§ GIVEN INSTRUCTION:
Exclude any images and output the remaining records exactly.

+++

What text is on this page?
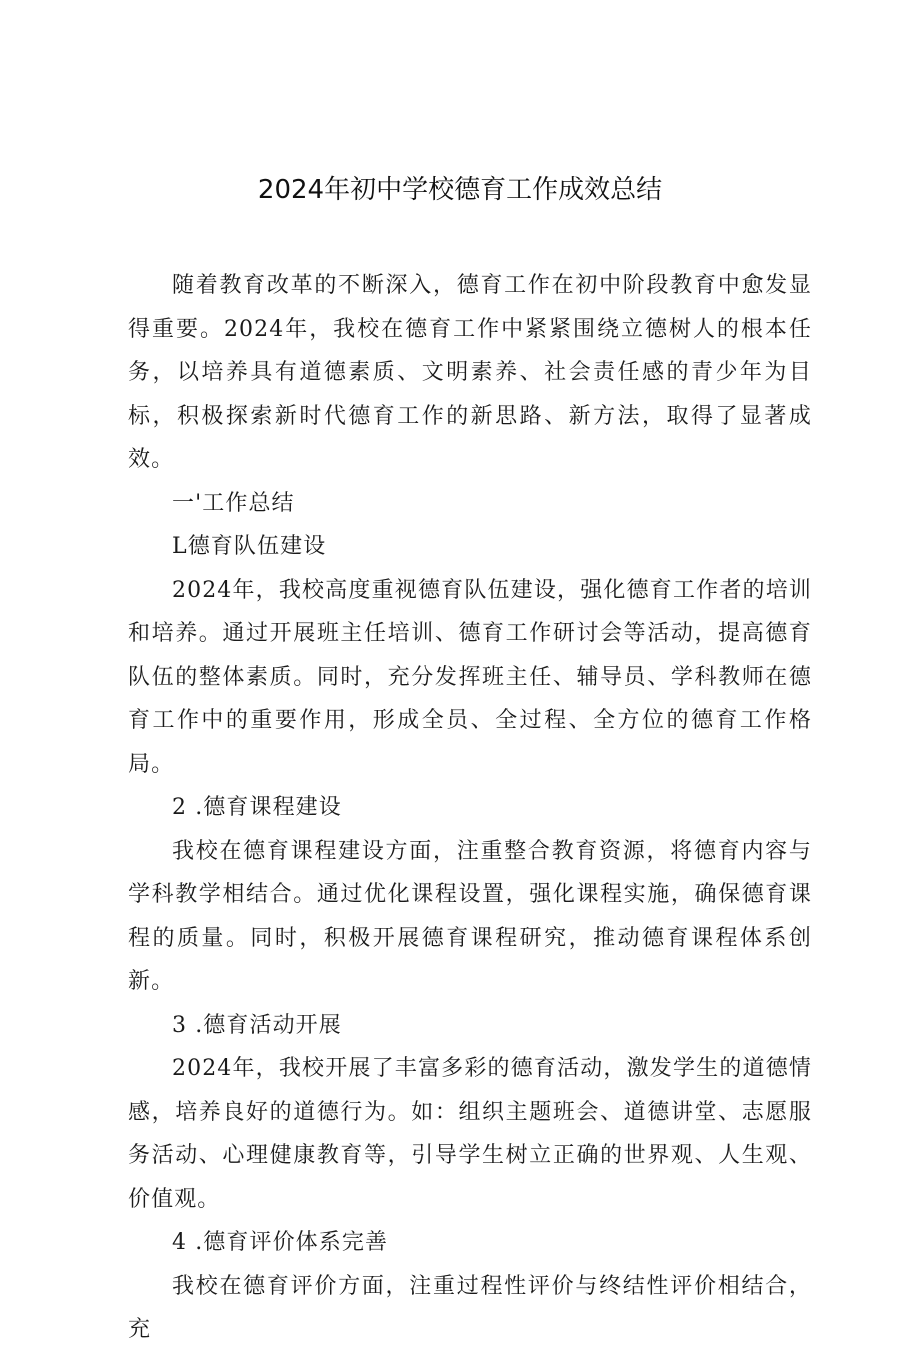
2024年初中学校德育工作成效总结

随着教育改革的不断深入，德育工作在初中阶段教育中愈发显得重要。2024年，我校在德育工作中紧紧围绕立德树人的根本任务，以培养具有道德素质、文明素养、社会责任感的青少年为目标，积极探索新时代德育工作的新思路、新方法，取得了显著成效。

一'工作总结

L德育队伍建设

2024年，我校高度重视德育队伍建设，强化德育工作者的培训和培养。通过开展班主任培训、德育工作研讨会等活动，提高德育队伍的整体素质。同时，充分发挥班主任、辅导员、学科教师在德育工作中的重要作用，形成全员、全过程、全方位的德育工作格局。

2 .德育课程建设

我校在德育课程建设方面，注重整合教育资源，将德育内容与学科教学相结合。通过优化课程设置，强化课程实施，确保德育课程的质量。同时，积极开展德育课程研究，推动德育课程体系创新。

3 .德育活动开展

2024年，我校开展了丰富多彩的德育活动，激发学生的道德情感，培养良好的道德行为。如：组织主题班会、道德讲堂、志愿服务活动、心理健康教育等，引导学生树立正确的世界观、人生观、价值观。

4 .德育评价体系完善

我校在德育评价方面，注重过程性评价与终结性评价相结合，充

+++

§ FINAL RESULT:
What text is on this page?
2024年初中学校德育工作成效总结

随着教育改革的不断深入，德育工作在初中阶段教育中愈发显得重要。2024年，我校在德育工作中紧紧围绕立德树人的根本任务，以培养具有道德素质、文明素养、社会责任感的青少年为目标，积极探索新时代德育工作的新思路、新方法，取得了显著成效。

一'工作总结

L德育队伍建设

2024年，我校高度重视德育队伍建设，强化德育工作者的培训和培养。通过开展班主任培训、德育工作研讨会等活动，提高德育队伍的整体素质。同时，充分发挥班主任、辅导员、学科教师在德育工作中的重要作用，形成全员、全过程、全方位的德育工作格局。

2 .德育课程建设

我校在德育课程建设方面，注重整合教育资源，将德育内容与学科教学相结合。通过优化课程设置，强化课程实施，确保德育课程的质量。同时，积极开展德育课程研究，推动德育课程体系创新。

3 .德育活动开展

2024年，我校开展了丰富多彩的德育活动，激发学生的道德情感，培养良好的道德行为。如：组织主题班会、道德讲堂、志愿服务活动、心理健康教育等，引导学生树立正确的世界观、人生观、价值观。

4 .德育评价体系完善

我校在德育评价方面，注重过程性评价与终结性评价相结合，充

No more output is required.